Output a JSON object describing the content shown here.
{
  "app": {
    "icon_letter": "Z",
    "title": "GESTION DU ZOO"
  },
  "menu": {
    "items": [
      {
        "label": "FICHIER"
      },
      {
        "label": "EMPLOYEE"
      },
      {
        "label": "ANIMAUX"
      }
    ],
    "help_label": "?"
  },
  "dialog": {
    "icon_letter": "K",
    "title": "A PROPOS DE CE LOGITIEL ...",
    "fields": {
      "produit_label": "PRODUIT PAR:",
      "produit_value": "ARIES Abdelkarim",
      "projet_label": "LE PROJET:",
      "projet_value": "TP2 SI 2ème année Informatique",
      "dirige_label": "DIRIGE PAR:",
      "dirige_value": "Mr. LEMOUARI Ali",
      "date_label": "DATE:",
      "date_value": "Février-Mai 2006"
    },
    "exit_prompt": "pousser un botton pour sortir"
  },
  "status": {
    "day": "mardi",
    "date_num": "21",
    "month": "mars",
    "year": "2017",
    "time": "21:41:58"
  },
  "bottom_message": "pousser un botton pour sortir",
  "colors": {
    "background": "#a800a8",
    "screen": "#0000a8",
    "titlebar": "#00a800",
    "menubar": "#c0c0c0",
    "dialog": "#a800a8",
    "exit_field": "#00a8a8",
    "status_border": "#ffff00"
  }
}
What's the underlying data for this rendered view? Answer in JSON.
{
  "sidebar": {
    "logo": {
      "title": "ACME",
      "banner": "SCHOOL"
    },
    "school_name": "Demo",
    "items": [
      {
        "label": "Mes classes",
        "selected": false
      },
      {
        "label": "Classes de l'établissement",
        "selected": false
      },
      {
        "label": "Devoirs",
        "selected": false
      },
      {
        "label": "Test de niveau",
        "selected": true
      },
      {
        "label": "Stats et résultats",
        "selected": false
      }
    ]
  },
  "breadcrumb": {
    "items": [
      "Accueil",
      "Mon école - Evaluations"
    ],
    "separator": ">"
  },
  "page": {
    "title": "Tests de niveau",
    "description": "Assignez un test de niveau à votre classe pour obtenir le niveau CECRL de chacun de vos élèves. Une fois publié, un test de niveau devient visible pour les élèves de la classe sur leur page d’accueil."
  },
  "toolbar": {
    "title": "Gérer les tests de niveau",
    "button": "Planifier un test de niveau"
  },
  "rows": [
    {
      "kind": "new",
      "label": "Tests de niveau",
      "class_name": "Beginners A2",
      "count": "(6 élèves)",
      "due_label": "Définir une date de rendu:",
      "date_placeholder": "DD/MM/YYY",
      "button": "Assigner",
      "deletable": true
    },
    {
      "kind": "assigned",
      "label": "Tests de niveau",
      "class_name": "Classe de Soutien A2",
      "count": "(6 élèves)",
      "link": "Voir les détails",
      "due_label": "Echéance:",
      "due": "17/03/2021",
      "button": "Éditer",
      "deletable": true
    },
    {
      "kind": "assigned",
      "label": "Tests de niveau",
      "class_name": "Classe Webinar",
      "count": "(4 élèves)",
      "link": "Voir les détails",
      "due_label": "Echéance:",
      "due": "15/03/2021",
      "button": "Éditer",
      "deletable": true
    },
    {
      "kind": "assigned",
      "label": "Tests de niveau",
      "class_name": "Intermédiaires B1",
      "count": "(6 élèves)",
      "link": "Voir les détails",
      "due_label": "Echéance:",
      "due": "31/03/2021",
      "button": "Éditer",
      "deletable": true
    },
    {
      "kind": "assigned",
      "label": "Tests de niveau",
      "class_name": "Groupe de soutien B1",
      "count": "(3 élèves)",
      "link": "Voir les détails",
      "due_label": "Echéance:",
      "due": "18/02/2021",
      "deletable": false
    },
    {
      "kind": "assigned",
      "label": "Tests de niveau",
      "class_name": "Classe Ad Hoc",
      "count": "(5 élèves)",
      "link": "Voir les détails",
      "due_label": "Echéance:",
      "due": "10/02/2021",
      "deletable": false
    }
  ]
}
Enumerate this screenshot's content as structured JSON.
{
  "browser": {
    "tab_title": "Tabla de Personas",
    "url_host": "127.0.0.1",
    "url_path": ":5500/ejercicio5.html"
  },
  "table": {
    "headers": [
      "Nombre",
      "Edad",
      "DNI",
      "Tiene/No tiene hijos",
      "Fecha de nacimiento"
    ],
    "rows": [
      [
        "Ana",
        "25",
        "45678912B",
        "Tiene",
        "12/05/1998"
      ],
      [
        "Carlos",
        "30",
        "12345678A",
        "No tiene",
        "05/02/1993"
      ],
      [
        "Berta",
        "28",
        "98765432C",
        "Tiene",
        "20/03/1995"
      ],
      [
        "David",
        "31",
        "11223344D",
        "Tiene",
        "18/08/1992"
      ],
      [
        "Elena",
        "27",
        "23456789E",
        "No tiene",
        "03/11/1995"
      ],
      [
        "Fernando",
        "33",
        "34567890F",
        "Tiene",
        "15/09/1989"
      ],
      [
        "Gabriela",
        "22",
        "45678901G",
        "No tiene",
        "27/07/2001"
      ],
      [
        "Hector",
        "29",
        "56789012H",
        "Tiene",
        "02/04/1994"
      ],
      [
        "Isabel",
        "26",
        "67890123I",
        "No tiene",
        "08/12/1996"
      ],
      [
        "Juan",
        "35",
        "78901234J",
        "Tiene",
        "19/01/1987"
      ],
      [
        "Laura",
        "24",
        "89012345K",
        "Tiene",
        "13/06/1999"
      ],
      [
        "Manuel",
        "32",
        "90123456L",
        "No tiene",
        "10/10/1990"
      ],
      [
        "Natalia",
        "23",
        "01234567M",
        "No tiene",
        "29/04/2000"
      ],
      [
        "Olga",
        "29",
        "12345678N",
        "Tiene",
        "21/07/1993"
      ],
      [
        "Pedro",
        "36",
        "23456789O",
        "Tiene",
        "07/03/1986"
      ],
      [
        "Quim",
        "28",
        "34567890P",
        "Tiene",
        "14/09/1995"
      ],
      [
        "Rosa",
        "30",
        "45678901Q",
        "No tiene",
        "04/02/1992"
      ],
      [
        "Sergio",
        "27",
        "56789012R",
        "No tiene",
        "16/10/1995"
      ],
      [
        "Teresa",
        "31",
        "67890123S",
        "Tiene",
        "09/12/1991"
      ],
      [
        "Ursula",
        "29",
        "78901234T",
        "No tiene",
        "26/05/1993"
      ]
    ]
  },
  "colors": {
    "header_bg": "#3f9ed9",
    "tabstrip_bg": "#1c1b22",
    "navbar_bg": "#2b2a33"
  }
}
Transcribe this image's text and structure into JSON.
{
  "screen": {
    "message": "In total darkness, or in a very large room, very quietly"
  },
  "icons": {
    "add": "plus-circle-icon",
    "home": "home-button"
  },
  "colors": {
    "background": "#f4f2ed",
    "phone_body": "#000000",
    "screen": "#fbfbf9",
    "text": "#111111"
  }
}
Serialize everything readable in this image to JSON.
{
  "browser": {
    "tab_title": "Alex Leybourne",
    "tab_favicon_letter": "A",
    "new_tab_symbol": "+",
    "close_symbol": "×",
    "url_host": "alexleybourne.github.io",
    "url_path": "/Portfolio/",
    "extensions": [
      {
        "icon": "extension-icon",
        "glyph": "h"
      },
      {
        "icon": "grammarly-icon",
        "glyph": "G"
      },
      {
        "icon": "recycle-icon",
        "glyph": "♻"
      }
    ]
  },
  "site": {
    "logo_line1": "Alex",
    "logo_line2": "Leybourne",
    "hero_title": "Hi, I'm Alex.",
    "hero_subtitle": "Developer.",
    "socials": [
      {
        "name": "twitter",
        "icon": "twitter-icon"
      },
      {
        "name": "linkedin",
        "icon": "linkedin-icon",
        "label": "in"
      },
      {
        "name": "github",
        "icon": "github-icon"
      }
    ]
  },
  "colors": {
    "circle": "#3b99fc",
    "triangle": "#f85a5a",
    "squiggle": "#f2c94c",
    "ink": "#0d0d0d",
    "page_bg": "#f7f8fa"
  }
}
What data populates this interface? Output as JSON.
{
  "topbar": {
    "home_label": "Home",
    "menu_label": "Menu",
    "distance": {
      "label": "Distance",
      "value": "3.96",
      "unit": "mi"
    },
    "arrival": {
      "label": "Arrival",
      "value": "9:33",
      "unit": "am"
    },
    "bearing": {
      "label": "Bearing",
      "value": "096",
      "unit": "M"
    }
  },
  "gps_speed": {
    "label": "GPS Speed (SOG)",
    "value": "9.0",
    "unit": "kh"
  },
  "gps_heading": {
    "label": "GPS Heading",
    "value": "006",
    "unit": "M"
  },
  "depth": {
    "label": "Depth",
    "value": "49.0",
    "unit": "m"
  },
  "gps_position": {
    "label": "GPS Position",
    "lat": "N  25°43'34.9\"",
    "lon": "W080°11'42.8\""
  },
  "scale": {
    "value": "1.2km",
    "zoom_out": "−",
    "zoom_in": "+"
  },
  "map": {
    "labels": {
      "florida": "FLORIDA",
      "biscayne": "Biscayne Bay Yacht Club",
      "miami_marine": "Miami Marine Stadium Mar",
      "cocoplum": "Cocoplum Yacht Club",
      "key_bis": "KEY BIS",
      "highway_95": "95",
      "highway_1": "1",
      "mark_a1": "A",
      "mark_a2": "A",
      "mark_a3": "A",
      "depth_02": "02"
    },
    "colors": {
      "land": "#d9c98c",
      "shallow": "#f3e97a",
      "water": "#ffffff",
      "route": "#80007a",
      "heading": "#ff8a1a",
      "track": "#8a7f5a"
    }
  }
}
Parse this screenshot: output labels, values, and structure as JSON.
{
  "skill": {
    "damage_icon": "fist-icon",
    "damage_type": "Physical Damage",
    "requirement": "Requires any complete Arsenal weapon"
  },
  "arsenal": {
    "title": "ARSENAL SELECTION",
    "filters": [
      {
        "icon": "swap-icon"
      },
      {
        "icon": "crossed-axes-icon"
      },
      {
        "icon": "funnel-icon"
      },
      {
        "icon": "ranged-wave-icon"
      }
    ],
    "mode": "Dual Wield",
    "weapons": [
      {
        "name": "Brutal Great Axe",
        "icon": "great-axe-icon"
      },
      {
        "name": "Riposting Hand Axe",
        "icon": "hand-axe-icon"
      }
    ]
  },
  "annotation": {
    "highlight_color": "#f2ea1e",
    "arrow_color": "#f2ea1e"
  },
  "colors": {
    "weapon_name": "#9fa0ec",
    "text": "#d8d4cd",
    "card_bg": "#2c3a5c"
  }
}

**Exercise objective:**
Go through the material and select each line with the string "screenshot" in it.

**Correct answer:**
Enumerate this screenshot's content as structured JSON.
Parse this screenshot: output labels, values, and structure as JSON.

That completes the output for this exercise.